■ **DIRECTIONS**
Copy every line from the material below that holds "Витамин".

■ **DATA EXTRACT**
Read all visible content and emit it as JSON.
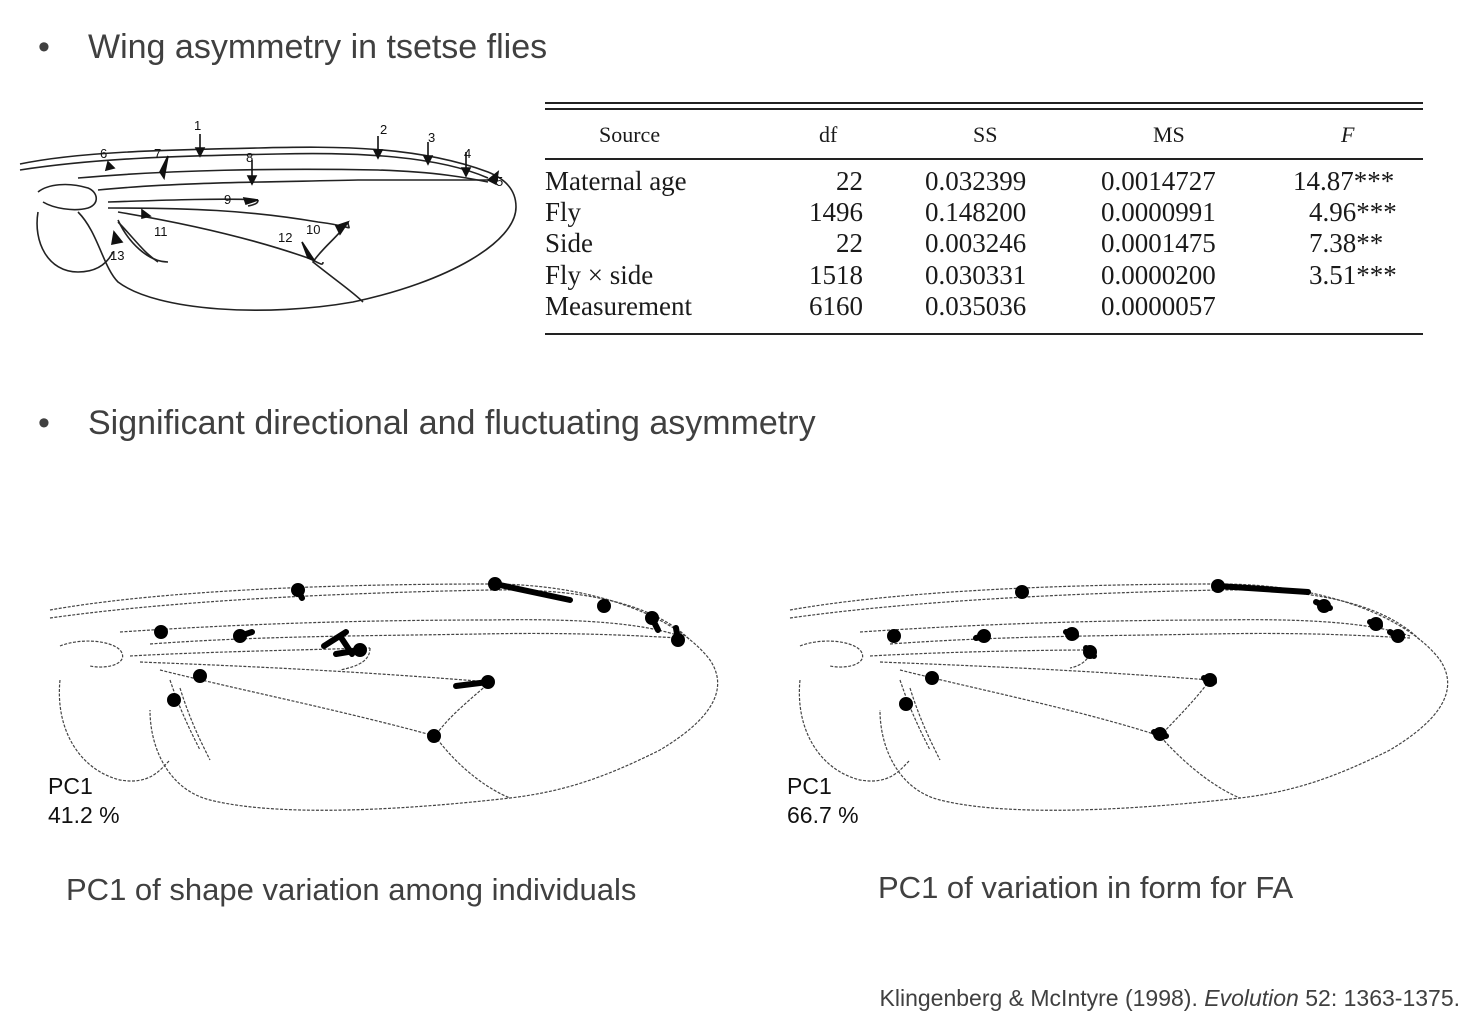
{
  "bullets": [
    {
      "symbol": "•",
      "text": "Wing asymmetry in tsetse flies"
    },
    {
      "symbol": "•",
      "text": "Significant directional and fluctuating asymmetry"
    }
  ],
  "landmarks": [
    "1",
    "2",
    "3",
    "4",
    "5",
    "6",
    "7",
    "8",
    "9",
    "10",
    "11",
    "12",
    "13"
  ],
  "table": {
    "headers": [
      "Source",
      "df",
      "SS",
      "MS",
      "F"
    ],
    "rows": [
      {
        "source": "Maternal age",
        "df": "22",
        "ss": "0.032399",
        "ms": "0.0014727",
        "f": "14.87***"
      },
      {
        "source": "Fly",
        "df": "1496",
        "ss": "0.148200",
        "ms": "0.0000991",
        "f": "4.96***"
      },
      {
        "source": "Side",
        "df": "22",
        "ss": "0.003246",
        "ms": "0.0001475",
        "f": "7.38**"
      },
      {
        "source": "Fly × side",
        "df": "1518",
        "ss": "0.030331",
        "ms": "0.0000200",
        "f": "3.51***"
      },
      {
        "source": "Measurement",
        "df": "6160",
        "ss": "0.035036",
        "ms": "0.0000057",
        "f": ""
      }
    ]
  },
  "panels": [
    {
      "pc_label": "PC1",
      "pc_value": "41.2 %",
      "caption": "PC1 of shape variation among individuals"
    },
    {
      "pc_label": "PC1",
      "pc_value": "66.7 %",
      "caption": "PC1 of variation in form for FA"
    }
  ],
  "citation": {
    "authors": "Klingenberg & McIntyre (1998). ",
    "journal": "Evolution",
    "rest": " 52: 1363-1375."
  }
}
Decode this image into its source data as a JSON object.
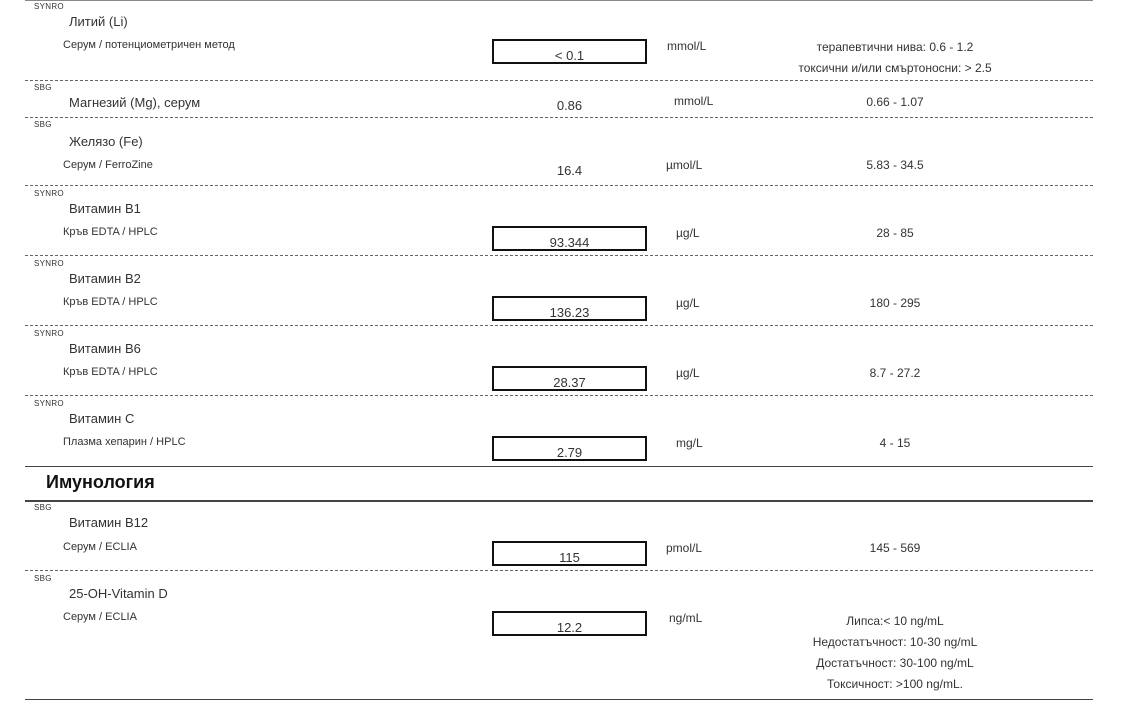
{
  "tests": {
    "lithium": {
      "lab": "SYNRO",
      "name": "Литий (Li)",
      "method": "Серум / потенциометричен метод",
      "value": "< 0.1",
      "unit": "mmol/L",
      "ref1": "терапевтични нива: 0.6 - 1.2",
      "ref2": "токсични и/или смъртоносни:  > 2.5"
    },
    "magnesium": {
      "lab": "SBG",
      "name": "Магнезий (Mg), серум",
      "value": "0.86",
      "unit": "mmol/L",
      "ref": "0.66 - 1.07"
    },
    "iron": {
      "lab": "SBG",
      "name": "Желязо (Fe)",
      "method": "Серум / FerroZine",
      "value": "16.4",
      "unit": "µmol/L",
      "ref": "5.83 - 34.5"
    },
    "b1": {
      "lab": "SYNRO",
      "name": "Витамин B1",
      "method": "Кръв EDTA / HPLC",
      "value": "93.344",
      "unit": "µg/L",
      "ref": "28 - 85"
    },
    "b2": {
      "lab": "SYNRO",
      "name": "Витамин B2",
      "method": "Кръв EDTA / HPLC",
      "value": "136.23",
      "unit": "µg/L",
      "ref": "180 - 295"
    },
    "b6": {
      "lab": "SYNRO",
      "name": "Витамин B6",
      "method": "Кръв EDTA / HPLC",
      "value": "28.37",
      "unit": "µg/L",
      "ref": "8.7 - 27.2"
    },
    "vitc": {
      "lab": "SYNRO",
      "name": "Витамин C",
      "method": "Плазма хепарин / HPLC",
      "value": "2.79",
      "unit": "mg/L",
      "ref": "4 - 15"
    },
    "b12": {
      "lab": "SBG",
      "name": "Витамин B12",
      "method": "Серум / ECLIA",
      "value": "115",
      "unit": "pmol/L",
      "ref": "145 - 569"
    },
    "vitd": {
      "lab": "SBG",
      "name": "25-OH-Vitamin D",
      "method": "Серум / ECLIA",
      "value": "12.2",
      "unit": "ng/mL",
      "ref1": "Липса:< 10 ng/mL",
      "ref2": "Недостатъчност: 10-30 ng/mL",
      "ref3": "Достатъчност:  30-100 ng/mL",
      "ref4": "Токсичност:   >100 ng/mL."
    }
  },
  "section_immunology": "Имунология"
}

■ **SOLUTION BELOW**
      "name": "Витамин B1",
      "name": "Витамин B2",
      "name": "Витамин B6",
      "name": "Витамин C",
      "name": "Витамин B12",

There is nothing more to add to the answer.